YOUR INSTRUCTIONS
Restate the whole of the material. Keep every word, and drop the pictures.
▽
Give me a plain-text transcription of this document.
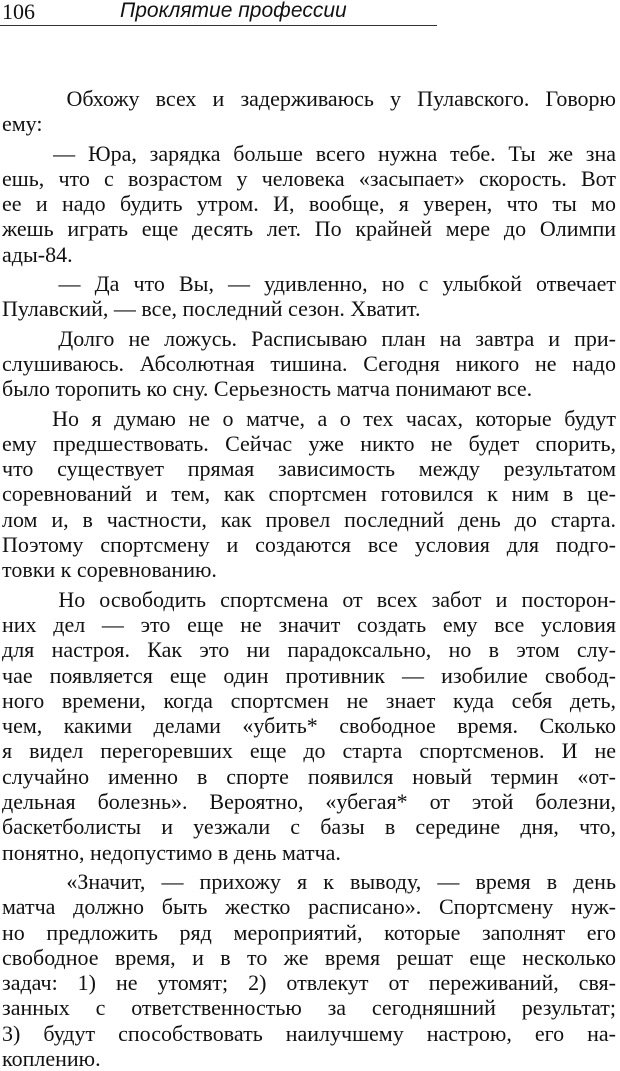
106	Проклятие профессии
Обхожу всех и задерживаюсь у Пулавского. Говорю
ему:
— Юра, зарядка больше всего нужна тебе. Ты же зна
ешь, что с возрастом у человека «засыпает» скорость. Вот
ее и надо будить утром. И, вообще, я уверен, что ты мо
жешь играть еще десять лет. По крайней мере до Олимпи
ады-84.
— Да что Вы, — удивленно, но с улыбкой отвечает
Пулавский, — все, последний сезон. Хватит.
Долго не ложусь. Расписываю план на завтра и при-
слушиваюсь. Абсолютная тишина. Сегодня никого не надо
было торопить ко сну. Серьезность матча понимают все.
Но я думаю не о матче, а о тех часах, которые будут
ему предшествовать. Сейчас уже никто не будет спорить,
что существует прямая зависимость между результатом
соревнований и тем, как спортсмен готовился к ним в це-
лом и, в частности, как провел последний день до старта.
Поэтому спортсмену и создаются все условия для подго-
товки к соревнованию.
Но освободить спортсмена от всех забот и посторон-
них дел — это еще не значит создать ему все условия
для настроя. Как это ни парадоксально, но в этом слу-
чае появляется еще один противник — изобилие свобод-
ного времени, когда спортсмен не знает куда себя деть,
чем, какими делами «убить* свободное время. Сколько
я видел перегоревших еще до старта спортсменов. И не
случайно именно в спорте появился новый термин «от-
дельная болезнь». Вероятно, «убегая* от этой болезни,
баскетболисты и уезжали с базы в середине дня, что,
понятно, недопустимо в день матча.
«Значит, — прихожу я к выводу, — время в день
матча должно быть жестко расписано». Спортсмену нуж-
но предложить ряд мероприятий, которые заполнят его
свободное время, и в то же время решат еще несколько
задач: 1) не утомят; 2) отвлекут от переживаний, свя-
занных с ответственностью за сегодняшний результат;
3) будут способствовать наилучшему настрою, его на-
коплению.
△
SOLUTION TO THE EXERCISE
Give me a plain-text transcription of this document.
106	Проклятие профессии
Обхожу всех и задерживаюсь у Пулавского. Говорю
ему:
— Юра, зарядка больше всего нужна тебе. Ты же зна
ешь, что с возрастом у человека «засыпает» скорость. Вот
ее и надо будить утром. И, вообще, я уверен, что ты мо
жешь играть еще десять лет. По крайней мере до Олимпи
ады-84.
— Да что Вы, — удивленно, но с улыбкой отвечает
Пулавский, — все, последний сезон. Хватит.
Долго не ложусь. Расписываю план на завтра и при-
слушиваюсь. Абсолютная тишина. Сегодня никого не надо
было торопить ко сну. Серьезность матча понимают все.
Но я думаю не о матче, а о тех часах, которые будут
ему предшествовать. Сейчас уже никто не будет спорить,
что существует прямая зависимость между результатом
соревнований и тем, как спортсмен готовился к ним в це-
лом и, в частности, как провел последний день до старта.
Поэтому спортсмену и создаются все условия для подго-
товки к соревнованию.
Но освободить спортсмена от всех забот и посторон-
них дел — это еще не значит создать ему все условия
для настроя. Как это ни парадоксально, но в этом слу-
чае появляется еще один противник — изобилие свобод-
ного времени, когда спортсмен не знает куда себя деть,
чем, какими делами «убить* свободное время. Сколько
я видел перегоревших еще до старта спортсменов. И не
случайно именно в спорте появился новый термин «от-
дельная болезнь». Вероятно, «убегая* от этой болезни,
баскетболисты и уезжали с базы в середине дня, что,
понятно, недопустимо в день матча.
«Значит, — прихожу я к выводу, — время в день
матча должно быть жестко расписано». Спортсмену нуж-
но предложить ряд мероприятий, которые заполнят его
свободное время, и в то же время решат еще несколько
задач: 1) не утомят; 2) отвлекут от переживаний, свя-
занных с ответственностью за сегодняшний результат;
3) будут способствовать наилучшему настрою, его на-
коплению.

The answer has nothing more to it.